= TASK DESCRIPTION =
From the entries below, gather each line containing the word "name".

= STORED RECORDS =
☆ ☆ ☆
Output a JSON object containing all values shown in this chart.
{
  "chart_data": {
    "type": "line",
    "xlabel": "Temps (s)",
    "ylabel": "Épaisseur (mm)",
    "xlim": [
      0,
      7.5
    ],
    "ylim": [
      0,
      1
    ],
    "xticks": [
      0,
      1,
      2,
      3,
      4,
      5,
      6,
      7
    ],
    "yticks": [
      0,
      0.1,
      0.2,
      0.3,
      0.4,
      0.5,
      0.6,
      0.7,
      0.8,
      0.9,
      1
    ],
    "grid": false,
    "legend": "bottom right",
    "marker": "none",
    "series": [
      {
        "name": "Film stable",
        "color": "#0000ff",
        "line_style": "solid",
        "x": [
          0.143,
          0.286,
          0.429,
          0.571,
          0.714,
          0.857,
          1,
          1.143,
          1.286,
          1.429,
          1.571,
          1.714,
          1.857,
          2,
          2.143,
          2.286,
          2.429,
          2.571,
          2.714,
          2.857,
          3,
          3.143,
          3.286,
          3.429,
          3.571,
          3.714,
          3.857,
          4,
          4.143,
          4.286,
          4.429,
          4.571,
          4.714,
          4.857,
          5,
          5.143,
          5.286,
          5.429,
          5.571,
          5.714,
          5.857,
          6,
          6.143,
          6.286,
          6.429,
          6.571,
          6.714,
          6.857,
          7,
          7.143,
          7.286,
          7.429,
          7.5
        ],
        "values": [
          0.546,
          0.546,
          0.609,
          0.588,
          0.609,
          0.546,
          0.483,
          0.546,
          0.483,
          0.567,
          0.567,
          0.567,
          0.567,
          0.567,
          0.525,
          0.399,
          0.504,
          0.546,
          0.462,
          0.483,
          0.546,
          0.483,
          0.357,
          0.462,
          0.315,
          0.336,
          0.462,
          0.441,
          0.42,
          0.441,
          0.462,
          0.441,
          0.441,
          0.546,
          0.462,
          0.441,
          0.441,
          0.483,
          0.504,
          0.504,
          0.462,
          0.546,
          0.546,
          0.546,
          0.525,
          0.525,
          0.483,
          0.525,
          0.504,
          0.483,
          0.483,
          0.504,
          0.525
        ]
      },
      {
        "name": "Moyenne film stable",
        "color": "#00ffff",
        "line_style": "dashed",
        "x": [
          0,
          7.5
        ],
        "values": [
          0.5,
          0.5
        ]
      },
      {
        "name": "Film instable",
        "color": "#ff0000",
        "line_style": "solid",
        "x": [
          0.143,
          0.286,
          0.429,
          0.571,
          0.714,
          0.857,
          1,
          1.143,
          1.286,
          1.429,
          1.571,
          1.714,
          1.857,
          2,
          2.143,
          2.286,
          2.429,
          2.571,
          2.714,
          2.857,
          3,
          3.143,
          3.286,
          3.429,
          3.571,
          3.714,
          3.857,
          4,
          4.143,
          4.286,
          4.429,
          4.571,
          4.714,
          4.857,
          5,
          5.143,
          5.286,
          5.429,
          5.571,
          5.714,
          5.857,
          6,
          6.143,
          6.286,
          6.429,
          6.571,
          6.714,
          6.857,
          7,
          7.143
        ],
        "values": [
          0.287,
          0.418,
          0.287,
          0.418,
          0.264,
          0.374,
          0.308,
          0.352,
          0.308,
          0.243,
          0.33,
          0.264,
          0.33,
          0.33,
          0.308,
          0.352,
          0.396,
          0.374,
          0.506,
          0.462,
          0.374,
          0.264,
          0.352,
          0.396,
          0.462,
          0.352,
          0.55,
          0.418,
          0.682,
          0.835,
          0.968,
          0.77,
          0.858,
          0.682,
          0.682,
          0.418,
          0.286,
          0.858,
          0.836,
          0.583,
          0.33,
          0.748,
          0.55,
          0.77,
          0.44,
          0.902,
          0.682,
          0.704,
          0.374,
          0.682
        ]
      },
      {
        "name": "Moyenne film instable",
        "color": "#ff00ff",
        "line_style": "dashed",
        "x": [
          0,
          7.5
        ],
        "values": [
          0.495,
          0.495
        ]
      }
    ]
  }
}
☆ ☆ ☆
= SOLUTION TO THIS TASK =
        "name": "Film stable",
        "name": "Moyenne film stable",
        "name": "Film instable",
        "name": "Moyenne film instable",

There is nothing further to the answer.